> _Task instructions_
Scan the records below for lines with the word "screenshot", then state how many you find and nothing else.

> _Entries supplied_
********
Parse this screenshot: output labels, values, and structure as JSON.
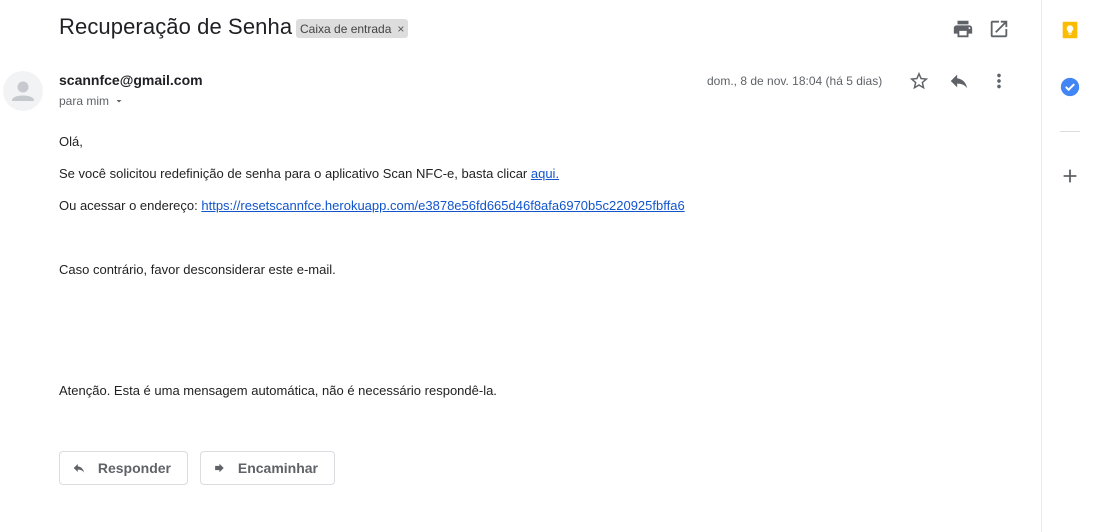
********
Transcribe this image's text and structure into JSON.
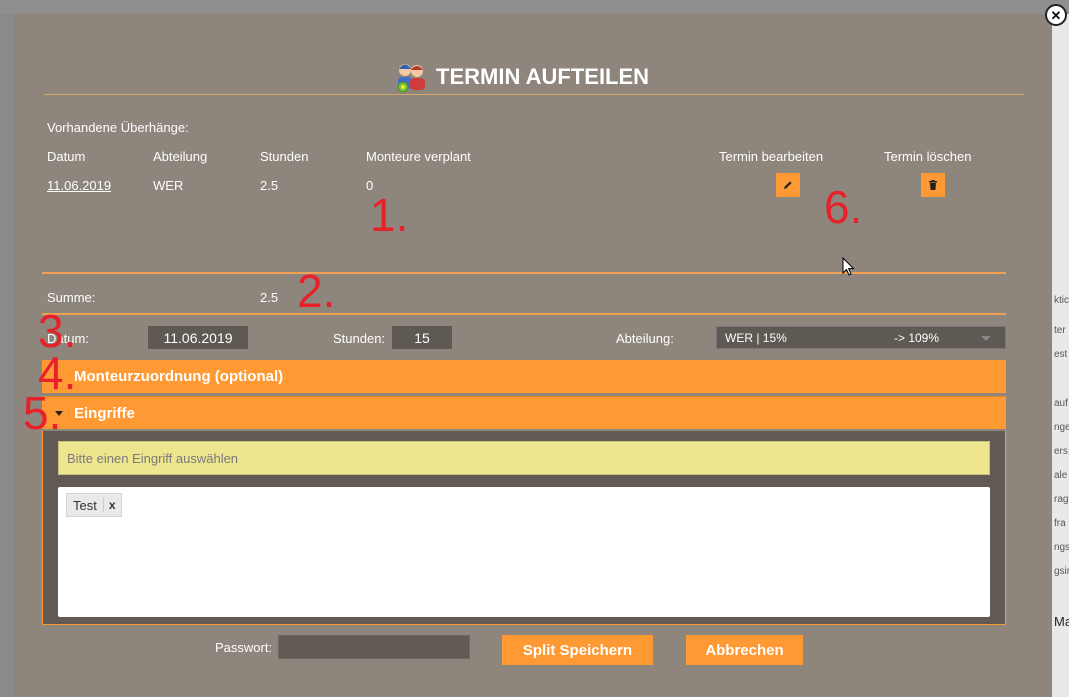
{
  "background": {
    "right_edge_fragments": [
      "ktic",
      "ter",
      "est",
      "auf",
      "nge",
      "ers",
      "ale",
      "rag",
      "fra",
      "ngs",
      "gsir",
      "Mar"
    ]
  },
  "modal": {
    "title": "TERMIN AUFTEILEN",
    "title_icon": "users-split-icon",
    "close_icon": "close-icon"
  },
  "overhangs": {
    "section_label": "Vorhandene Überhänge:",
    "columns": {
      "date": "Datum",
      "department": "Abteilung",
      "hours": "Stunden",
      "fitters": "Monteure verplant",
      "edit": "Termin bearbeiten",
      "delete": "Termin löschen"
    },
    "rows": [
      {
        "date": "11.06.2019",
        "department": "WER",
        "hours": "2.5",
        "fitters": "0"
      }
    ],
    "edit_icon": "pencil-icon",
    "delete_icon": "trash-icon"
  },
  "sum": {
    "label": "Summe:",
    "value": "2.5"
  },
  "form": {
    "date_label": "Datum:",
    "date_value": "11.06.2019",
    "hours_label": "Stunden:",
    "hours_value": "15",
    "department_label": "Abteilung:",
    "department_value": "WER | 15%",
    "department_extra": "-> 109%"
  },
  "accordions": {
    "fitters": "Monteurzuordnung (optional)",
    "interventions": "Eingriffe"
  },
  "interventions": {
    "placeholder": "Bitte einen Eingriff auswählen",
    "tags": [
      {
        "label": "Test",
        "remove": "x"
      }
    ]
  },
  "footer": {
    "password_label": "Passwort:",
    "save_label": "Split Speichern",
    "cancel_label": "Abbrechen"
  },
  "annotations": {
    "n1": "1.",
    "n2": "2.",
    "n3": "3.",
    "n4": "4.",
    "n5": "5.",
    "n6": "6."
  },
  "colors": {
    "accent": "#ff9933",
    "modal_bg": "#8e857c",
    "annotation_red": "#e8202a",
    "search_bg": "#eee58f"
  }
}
********
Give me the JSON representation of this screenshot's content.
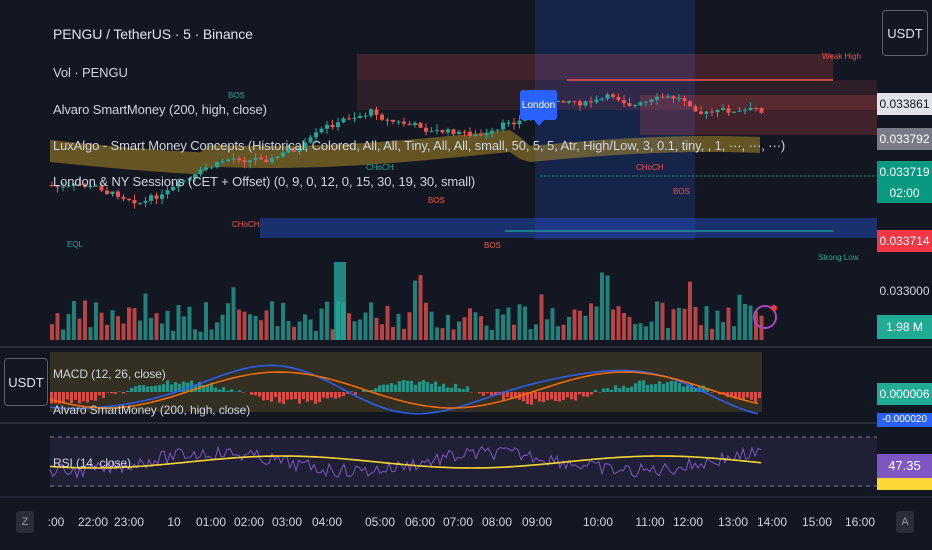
********
> _Solution to this problem_
2